• [What to do]
In the entries that follow, how many lines hold the string "Heiner"? Give only that number.
★ ★ ★ ★ ★ ★ ★
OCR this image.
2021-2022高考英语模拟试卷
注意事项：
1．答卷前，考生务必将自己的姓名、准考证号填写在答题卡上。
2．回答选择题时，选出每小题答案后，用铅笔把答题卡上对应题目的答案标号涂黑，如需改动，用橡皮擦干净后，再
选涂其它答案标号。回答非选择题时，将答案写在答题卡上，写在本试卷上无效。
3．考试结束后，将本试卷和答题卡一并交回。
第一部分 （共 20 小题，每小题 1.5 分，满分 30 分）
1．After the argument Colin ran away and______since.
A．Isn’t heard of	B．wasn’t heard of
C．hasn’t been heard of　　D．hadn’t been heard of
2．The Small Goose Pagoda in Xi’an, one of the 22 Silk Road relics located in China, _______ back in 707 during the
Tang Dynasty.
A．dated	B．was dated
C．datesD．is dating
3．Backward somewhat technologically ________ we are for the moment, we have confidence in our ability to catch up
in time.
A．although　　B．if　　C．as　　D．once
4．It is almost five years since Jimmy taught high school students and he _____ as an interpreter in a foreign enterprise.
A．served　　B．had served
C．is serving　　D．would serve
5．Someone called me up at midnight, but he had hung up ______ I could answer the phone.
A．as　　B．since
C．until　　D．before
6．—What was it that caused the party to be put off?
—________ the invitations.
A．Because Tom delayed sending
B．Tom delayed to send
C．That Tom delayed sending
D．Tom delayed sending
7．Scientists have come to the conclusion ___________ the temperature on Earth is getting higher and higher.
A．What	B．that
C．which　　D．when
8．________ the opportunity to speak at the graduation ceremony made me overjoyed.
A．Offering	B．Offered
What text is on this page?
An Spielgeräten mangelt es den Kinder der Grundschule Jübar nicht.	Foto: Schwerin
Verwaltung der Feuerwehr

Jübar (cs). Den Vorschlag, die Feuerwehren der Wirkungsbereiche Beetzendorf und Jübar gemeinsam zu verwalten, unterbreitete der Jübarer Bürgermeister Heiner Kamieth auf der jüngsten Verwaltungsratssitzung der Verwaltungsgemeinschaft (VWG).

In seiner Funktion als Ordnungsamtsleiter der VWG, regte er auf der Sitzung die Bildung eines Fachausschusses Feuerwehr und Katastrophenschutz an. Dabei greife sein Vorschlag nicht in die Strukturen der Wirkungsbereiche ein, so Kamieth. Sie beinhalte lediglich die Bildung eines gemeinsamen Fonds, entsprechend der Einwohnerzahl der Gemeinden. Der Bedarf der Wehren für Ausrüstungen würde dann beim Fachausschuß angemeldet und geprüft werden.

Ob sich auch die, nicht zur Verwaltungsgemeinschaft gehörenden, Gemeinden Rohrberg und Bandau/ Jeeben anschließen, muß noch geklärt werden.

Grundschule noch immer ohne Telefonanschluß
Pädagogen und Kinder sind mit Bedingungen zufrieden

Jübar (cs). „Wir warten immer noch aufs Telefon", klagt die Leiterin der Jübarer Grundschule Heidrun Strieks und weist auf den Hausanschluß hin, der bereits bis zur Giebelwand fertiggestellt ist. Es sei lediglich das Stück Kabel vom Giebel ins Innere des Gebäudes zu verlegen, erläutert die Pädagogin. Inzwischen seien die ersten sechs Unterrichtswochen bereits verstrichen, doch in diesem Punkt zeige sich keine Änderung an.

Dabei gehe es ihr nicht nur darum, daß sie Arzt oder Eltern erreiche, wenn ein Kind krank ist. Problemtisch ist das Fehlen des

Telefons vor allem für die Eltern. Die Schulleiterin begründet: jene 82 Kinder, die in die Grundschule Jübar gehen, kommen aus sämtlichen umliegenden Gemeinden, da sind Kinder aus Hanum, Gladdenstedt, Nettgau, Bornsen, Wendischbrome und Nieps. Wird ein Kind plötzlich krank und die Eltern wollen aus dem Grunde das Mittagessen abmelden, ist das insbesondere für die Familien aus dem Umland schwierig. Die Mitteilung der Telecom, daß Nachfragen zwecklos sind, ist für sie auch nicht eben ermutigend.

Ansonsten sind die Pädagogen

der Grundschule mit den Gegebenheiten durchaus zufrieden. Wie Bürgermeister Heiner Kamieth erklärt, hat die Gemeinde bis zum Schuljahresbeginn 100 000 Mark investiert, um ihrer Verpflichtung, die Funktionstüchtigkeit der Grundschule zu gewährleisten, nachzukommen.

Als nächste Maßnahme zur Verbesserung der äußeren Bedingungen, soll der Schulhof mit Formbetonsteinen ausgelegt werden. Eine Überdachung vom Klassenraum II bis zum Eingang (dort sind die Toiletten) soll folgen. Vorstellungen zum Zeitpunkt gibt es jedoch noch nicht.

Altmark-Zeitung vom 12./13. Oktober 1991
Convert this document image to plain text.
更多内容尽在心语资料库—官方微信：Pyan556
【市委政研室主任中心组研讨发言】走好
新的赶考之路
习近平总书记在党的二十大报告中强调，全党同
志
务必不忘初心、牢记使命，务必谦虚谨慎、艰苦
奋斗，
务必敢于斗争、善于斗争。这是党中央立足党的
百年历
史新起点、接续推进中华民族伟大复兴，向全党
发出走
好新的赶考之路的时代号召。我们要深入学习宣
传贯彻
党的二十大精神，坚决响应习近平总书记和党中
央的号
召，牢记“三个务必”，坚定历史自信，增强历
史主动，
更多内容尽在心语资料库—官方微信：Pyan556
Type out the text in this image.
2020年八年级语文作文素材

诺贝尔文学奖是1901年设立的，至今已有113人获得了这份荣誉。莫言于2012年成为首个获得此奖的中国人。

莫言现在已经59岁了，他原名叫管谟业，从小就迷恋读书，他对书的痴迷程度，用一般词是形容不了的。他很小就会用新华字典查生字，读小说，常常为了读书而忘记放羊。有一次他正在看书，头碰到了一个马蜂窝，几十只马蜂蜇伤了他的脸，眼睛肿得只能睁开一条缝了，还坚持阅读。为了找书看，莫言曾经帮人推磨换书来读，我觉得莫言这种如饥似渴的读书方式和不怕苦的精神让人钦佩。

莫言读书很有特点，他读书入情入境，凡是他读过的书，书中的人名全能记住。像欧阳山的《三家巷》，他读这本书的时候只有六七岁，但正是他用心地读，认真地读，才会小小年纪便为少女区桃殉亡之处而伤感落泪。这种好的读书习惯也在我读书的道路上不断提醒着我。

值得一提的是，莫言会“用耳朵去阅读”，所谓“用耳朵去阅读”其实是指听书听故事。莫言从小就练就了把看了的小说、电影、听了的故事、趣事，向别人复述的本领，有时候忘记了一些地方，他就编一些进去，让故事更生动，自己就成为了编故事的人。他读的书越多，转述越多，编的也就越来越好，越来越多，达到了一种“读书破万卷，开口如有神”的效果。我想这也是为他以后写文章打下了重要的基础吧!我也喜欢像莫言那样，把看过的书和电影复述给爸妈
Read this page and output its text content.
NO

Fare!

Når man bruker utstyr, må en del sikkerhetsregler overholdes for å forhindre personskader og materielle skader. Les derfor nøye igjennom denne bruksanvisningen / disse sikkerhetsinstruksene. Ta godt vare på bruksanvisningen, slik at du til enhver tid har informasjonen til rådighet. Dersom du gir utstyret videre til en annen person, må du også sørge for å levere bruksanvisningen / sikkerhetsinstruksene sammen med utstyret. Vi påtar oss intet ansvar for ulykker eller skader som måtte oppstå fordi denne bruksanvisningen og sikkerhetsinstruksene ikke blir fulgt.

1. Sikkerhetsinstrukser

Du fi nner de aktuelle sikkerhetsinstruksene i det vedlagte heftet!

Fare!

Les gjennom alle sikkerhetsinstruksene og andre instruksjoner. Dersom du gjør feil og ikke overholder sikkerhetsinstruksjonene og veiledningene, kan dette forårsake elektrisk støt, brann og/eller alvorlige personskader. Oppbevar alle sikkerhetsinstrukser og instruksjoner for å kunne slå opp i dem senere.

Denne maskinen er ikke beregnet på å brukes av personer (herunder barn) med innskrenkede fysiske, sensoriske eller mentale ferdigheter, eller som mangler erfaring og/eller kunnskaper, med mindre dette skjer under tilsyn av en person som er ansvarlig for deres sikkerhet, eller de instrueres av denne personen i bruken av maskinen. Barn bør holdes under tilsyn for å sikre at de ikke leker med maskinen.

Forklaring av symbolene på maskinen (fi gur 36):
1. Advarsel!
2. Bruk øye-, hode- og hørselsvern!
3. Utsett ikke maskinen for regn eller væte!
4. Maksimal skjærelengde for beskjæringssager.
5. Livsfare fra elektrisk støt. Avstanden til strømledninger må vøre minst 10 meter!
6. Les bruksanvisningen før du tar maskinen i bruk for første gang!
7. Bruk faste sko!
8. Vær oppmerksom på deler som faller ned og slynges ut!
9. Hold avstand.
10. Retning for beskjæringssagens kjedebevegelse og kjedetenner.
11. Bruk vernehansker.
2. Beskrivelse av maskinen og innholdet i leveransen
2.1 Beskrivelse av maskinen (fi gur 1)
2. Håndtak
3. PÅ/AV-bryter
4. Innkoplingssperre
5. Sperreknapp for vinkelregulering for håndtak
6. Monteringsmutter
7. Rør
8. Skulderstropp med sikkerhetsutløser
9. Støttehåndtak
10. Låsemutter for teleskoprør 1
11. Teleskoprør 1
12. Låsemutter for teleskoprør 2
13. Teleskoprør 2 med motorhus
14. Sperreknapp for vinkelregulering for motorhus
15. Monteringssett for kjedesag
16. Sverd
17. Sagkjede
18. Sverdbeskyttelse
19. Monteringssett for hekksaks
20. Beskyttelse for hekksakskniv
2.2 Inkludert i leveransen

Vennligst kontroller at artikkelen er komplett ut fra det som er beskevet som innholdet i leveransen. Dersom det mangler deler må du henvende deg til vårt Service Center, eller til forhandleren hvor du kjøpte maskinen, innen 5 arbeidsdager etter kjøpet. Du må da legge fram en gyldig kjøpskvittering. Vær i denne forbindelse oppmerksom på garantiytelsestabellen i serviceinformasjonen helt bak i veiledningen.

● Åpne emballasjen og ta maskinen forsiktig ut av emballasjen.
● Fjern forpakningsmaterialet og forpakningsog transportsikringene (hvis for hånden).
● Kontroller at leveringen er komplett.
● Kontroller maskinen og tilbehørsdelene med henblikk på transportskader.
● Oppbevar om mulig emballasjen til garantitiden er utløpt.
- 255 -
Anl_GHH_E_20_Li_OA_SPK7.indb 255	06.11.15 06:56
★ ★ ★ ★ ★ ★ ★
• [The result]
2